>> begin Dataset content

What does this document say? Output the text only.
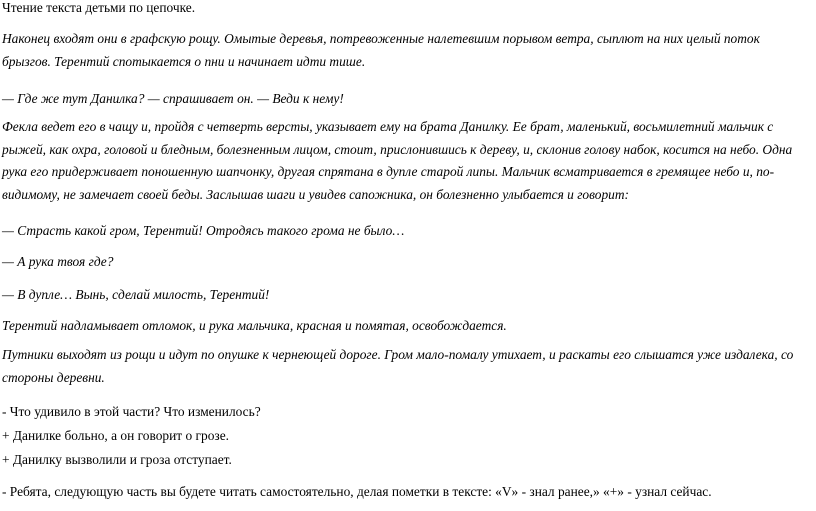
Чтение текста детьми по цепочке.
Наконец входят они в графскую рощу. Омытые деревья, потревоженные налетевшим порывом ветра, сыплют на них целый поток брызгов. Терентий спотыкается о пни и начинает идти тише.
— Где же тут Данилка? — спрашивает он. — Веди к нему!
Фекла ведет его в чащу и, пройдя с четверть версты, указывает ему на брата Данилку. Ее брат, маленький, восьмилетний мальчик с рыжей, как охра, головой и бледным, болезненным лицом, стоит, прислонившись к дереву, и, склонив голову набок, косится на небо. Одна рука его придерживает поношенную шапчонку, другая спрятана в дупле старой липы. Мальчик всматривается в гремящее небо и, по-видимому, не замечает своей беды. Заслышав шаги и увидев сапожника, он болезненно улыбается и говорит:
— Страсть какой гром, Терентий! Отродясь такого грома не было…
— А рука твоя где?
— В дупле… Вынь, сделай милость, Терентий!
Терентий надламывает отломок, и рука мальчика, красная и помятая, освобождается.
Путники выходят из рощи и идут по опушке к чернеющей дороге. Гром мало-помалу утихает, и раскаты его слышатся уже издалека, со стороны деревни.
- Что удивило в этой части? Что изменилось?
+ Данилке больно, а он говорит о грозе.
+ Данилку вызволили и гроза отступает.
- Ребята, следующую часть вы будете читать самостоятельно, делая пометки в тексте: «V» - знал ранее,» «+» - узнал сейчас.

>> end Dataset content

The task:
Without including any pictures, reproduce the listing exactly.

Expected answer:
What does this document say? Output the text only.
Чтение текста детьми по цепочке.
Наконец входят они в графскую рощу. Омытые деревья, потревоженные налетевшим порывом ветра, сыплют на них целый поток брызгов. Терентий спотыкается о пни и начинает идти тише.
— Где же тут Данилка? — спрашивает он. — Веди к нему!
Фекла ведет его в чащу и, пройдя с четверть версты, указывает ему на брата Данилку. Ее брат, маленький, восьмилетний мальчик с рыжей, как охра, головой и бледным, болезненным лицом, стоит, прислонившись к дереву, и, склонив голову набок, косится на небо. Одна рука его придерживает поношенную шапчонку, другая спрятана в дупле старой липы. Мальчик всматривается в гремящее небо и, по-видимому, не замечает своей беды. Заслышав шаги и увидев сапожника, он болезненно улыбается и говорит:
— Страсть какой гром, Терентий! Отродясь такого грома не было…
— А рука твоя где?
— В дупле… Вынь, сделай милость, Терентий!
Терентий надламывает отломок, и рука мальчика, красная и помятая, освобождается.
Путники выходят из рощи и идут по опушке к чернеющей дороге. Гром мало-помалу утихает, и раскаты его слышатся уже издалека, со стороны деревни.
- Что удивило в этой части? Что изменилось?
+ Данилке больно, а он говорит о грозе.
+ Данилку вызволили и гроза отступает.
- Ребята, следующую часть вы будете читать самостоятельно, делая пометки в тексте: «V» - знал ранее,» «+» - узнал сейчас.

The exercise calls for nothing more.